▶ DATASET RECORDS
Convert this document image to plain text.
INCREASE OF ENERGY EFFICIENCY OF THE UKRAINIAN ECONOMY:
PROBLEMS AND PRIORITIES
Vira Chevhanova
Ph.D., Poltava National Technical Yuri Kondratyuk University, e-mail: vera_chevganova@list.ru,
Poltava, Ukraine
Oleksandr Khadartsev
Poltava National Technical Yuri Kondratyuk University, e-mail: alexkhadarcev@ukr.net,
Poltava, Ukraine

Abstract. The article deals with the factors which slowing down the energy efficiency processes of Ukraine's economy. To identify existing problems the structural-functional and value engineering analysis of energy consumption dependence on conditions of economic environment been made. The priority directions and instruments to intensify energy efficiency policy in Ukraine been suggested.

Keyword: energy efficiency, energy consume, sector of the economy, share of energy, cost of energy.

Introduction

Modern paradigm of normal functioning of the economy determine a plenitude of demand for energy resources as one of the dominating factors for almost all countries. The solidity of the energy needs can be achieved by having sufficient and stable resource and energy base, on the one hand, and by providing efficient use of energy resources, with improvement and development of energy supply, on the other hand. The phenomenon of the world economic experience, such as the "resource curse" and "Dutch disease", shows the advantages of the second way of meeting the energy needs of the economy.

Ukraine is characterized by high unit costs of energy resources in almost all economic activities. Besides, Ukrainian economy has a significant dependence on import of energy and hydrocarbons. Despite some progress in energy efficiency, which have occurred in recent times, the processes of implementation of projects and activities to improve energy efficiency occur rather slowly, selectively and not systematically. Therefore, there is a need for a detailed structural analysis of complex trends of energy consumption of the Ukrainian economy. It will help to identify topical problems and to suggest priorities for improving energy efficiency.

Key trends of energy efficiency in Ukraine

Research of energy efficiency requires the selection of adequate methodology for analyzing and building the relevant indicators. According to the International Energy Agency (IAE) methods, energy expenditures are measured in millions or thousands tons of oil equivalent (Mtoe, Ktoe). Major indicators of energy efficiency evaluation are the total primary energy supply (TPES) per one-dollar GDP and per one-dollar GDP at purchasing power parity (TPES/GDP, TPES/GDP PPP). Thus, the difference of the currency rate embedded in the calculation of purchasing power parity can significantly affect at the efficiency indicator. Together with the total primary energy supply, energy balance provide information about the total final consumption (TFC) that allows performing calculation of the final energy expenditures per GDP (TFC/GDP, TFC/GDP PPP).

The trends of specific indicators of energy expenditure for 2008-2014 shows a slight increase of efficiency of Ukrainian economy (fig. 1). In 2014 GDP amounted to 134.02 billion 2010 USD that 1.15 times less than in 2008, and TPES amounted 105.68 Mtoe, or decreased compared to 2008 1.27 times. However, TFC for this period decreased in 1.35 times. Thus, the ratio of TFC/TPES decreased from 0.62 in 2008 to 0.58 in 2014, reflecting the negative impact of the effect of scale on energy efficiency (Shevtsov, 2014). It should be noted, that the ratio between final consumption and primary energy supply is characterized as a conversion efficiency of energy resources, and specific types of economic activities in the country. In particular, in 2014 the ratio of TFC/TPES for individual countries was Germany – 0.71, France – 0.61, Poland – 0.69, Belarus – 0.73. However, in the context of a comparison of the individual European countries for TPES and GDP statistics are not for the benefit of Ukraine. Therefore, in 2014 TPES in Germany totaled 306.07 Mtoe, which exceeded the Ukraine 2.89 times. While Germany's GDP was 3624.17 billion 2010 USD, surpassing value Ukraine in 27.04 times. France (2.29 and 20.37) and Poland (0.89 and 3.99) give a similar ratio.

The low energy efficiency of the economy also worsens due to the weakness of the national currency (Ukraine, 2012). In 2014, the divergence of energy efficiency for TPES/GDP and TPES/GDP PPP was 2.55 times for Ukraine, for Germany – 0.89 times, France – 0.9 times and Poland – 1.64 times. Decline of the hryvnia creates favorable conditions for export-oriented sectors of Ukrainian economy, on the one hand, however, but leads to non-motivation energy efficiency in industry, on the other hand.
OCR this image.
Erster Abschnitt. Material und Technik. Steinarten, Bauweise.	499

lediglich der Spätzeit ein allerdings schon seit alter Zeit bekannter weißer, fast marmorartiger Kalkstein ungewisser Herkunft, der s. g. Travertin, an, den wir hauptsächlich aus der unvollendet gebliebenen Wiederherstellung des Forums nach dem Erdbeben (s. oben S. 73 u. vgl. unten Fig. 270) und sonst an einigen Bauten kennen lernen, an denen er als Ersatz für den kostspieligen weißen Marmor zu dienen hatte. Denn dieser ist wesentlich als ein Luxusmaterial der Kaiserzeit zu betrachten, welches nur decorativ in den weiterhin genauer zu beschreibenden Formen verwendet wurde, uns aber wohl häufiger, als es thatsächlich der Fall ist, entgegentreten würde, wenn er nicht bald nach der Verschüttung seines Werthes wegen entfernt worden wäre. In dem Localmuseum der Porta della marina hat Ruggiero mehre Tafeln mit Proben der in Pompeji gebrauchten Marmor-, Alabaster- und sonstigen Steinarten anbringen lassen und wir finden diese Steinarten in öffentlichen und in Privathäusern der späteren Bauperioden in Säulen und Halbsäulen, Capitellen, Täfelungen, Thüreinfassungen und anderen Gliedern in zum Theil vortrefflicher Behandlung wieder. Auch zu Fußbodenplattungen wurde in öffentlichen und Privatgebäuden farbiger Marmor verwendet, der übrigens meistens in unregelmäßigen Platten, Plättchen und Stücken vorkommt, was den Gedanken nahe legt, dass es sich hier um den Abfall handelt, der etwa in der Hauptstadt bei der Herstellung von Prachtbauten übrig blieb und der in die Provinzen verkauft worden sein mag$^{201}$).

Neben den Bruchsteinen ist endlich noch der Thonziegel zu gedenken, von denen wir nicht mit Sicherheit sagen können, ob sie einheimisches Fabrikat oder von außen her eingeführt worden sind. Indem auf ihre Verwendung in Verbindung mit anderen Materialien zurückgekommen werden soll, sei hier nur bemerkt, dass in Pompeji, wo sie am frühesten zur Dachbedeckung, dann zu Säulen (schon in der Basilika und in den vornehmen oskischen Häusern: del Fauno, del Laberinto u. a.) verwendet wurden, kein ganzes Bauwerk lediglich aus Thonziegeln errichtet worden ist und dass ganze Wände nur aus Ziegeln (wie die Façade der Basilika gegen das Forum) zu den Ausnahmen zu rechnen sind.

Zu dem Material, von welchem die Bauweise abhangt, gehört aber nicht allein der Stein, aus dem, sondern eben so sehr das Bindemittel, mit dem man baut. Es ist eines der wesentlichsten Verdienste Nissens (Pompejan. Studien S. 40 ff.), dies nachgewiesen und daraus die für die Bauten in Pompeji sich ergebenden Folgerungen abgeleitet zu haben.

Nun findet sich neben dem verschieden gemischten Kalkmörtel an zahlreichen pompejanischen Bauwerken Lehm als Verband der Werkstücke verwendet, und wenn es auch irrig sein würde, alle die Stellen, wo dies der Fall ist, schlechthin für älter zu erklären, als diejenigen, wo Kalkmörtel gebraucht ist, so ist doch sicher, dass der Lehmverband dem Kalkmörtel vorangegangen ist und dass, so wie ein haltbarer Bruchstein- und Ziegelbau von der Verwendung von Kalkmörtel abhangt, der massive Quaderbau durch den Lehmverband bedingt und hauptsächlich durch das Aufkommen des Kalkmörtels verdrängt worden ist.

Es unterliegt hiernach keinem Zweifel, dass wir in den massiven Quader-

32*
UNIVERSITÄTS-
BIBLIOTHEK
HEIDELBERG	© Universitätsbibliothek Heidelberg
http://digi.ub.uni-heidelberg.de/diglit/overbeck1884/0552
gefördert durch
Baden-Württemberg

▶ INSTRUCTION
Pick out the lines that include the word "Technical" and write them out.

▶ EXERCISE RESULT
Ph.D., Poltava National Technical Yuri Kondratyuk University, e-mail: vera_chevganova@list.ru,
Poltava National Technical Yuri Kondratyuk University, e-mail: alexkhadarcev@ukr.net,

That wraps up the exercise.